» **ENTRIES SHOWN**:
● ● ● ● ● ● ●

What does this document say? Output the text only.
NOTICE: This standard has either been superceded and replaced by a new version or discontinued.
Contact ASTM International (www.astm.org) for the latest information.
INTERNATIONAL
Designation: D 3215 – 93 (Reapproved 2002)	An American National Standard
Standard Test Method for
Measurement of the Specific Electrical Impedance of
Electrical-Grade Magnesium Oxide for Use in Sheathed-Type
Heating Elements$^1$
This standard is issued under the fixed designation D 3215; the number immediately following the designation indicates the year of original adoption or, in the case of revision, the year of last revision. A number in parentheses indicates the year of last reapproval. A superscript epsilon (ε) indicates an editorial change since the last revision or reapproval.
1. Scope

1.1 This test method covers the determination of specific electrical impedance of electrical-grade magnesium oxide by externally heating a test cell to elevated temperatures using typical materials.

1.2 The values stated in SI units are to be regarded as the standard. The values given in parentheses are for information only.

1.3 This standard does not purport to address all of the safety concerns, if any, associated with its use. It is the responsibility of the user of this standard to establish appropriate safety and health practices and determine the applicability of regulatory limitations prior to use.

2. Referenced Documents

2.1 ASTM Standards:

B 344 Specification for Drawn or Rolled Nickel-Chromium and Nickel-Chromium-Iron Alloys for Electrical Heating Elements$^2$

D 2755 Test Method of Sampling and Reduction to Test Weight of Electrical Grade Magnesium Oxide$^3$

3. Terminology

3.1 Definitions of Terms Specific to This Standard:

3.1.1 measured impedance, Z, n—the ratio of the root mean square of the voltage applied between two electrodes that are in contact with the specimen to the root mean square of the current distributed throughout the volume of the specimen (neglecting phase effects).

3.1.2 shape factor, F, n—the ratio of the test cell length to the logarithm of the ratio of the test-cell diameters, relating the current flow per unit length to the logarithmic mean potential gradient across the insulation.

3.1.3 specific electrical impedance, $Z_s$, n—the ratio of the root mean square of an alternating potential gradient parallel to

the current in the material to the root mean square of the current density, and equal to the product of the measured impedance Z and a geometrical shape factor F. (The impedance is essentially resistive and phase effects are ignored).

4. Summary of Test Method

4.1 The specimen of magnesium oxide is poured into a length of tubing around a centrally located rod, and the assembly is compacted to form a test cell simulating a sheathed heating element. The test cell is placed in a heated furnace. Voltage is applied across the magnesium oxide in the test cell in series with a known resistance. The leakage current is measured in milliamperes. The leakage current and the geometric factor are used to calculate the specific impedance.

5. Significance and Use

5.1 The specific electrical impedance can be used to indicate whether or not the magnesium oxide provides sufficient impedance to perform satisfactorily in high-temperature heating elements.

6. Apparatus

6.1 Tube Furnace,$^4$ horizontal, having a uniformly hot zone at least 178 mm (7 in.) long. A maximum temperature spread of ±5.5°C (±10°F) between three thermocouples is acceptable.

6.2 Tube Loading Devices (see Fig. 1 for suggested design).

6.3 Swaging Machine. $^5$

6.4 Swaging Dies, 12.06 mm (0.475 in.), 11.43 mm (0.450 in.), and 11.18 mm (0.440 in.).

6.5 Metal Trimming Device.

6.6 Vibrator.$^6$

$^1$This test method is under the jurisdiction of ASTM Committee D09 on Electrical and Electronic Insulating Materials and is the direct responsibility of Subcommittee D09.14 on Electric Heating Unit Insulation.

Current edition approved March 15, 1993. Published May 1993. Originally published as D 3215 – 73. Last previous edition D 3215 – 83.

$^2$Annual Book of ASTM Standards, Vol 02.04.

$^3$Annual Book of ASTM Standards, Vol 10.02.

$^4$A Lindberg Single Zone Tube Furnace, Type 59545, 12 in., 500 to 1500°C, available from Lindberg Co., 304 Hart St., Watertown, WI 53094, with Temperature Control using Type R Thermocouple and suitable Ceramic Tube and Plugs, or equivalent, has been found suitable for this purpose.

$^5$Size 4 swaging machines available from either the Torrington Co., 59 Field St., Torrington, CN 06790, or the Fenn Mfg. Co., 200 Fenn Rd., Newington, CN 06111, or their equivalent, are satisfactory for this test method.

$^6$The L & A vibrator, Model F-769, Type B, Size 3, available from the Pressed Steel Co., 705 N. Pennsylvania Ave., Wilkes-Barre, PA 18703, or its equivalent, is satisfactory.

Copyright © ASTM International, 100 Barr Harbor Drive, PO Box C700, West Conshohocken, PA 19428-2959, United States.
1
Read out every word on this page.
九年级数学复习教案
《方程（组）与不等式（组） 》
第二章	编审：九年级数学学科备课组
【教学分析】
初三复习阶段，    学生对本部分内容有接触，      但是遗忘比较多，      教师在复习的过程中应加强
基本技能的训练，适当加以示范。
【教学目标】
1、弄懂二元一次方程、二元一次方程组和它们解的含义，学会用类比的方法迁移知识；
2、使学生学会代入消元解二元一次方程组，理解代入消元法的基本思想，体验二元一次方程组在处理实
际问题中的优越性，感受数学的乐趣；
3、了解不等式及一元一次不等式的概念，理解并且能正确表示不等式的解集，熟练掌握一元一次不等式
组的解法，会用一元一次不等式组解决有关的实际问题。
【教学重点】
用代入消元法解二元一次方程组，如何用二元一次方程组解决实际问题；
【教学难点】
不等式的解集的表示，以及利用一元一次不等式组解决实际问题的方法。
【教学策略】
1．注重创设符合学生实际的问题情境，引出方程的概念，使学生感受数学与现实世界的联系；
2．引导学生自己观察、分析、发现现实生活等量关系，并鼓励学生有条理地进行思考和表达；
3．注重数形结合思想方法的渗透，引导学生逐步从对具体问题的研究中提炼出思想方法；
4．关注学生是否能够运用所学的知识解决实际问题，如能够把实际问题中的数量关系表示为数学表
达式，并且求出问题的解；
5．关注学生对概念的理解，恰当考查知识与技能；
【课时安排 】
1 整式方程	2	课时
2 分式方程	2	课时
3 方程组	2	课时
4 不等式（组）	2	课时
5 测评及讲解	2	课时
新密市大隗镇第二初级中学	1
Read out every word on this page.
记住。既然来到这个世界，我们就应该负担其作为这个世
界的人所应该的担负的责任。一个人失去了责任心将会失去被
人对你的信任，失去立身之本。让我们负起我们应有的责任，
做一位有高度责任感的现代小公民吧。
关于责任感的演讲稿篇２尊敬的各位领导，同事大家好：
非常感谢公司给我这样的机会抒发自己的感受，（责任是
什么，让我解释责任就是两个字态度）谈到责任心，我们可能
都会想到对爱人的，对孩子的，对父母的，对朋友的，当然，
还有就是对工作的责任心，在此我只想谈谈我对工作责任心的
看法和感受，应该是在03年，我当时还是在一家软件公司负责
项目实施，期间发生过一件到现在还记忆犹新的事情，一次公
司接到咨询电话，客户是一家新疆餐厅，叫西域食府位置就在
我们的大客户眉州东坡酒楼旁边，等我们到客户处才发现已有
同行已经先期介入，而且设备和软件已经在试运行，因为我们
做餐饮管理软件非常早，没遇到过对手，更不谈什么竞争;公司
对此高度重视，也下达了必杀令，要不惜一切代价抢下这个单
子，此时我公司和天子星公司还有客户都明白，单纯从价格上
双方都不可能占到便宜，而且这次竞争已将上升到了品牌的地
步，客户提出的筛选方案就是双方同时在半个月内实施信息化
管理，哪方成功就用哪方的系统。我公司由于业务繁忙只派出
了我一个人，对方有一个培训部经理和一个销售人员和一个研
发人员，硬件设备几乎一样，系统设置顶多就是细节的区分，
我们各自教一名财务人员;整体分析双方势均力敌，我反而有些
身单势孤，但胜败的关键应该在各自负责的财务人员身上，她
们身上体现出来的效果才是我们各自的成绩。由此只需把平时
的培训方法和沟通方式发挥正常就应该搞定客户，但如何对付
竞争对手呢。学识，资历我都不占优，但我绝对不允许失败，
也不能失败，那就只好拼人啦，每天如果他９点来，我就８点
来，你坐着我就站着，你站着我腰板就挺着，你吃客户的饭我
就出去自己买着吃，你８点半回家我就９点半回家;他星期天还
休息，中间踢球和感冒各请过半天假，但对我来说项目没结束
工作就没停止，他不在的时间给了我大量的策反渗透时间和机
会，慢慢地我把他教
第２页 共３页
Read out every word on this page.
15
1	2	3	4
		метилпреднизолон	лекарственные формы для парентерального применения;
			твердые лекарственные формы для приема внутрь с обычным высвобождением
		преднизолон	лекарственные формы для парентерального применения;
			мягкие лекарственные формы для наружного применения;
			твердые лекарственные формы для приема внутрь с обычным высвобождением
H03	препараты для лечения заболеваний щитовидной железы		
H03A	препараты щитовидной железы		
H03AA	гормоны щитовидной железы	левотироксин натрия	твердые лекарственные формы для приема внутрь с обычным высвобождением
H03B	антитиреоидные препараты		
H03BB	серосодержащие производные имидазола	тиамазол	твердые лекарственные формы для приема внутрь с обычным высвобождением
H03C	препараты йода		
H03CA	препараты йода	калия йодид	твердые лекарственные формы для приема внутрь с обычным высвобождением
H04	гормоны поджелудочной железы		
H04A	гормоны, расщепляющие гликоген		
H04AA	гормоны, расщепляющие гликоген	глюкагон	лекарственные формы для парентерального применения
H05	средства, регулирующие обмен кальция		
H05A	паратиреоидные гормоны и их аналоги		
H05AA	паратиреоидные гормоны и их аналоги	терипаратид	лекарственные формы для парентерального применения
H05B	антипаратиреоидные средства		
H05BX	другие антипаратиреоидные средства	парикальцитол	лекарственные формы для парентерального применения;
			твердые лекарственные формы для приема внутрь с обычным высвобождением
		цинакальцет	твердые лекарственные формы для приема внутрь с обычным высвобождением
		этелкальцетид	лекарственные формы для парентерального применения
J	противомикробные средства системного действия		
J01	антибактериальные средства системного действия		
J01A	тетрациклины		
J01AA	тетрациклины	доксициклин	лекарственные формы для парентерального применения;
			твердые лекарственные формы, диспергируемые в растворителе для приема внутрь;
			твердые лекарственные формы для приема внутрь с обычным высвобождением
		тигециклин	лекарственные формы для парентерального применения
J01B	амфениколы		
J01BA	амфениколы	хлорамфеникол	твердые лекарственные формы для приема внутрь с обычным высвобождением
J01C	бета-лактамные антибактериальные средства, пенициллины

● ● ● ● ● ● ●

» **WHAT TO WORK ON**: Work out how many lines of the material above contain the word "across", then give only that figure.

» **OUTPUT OF THE TASK**: 2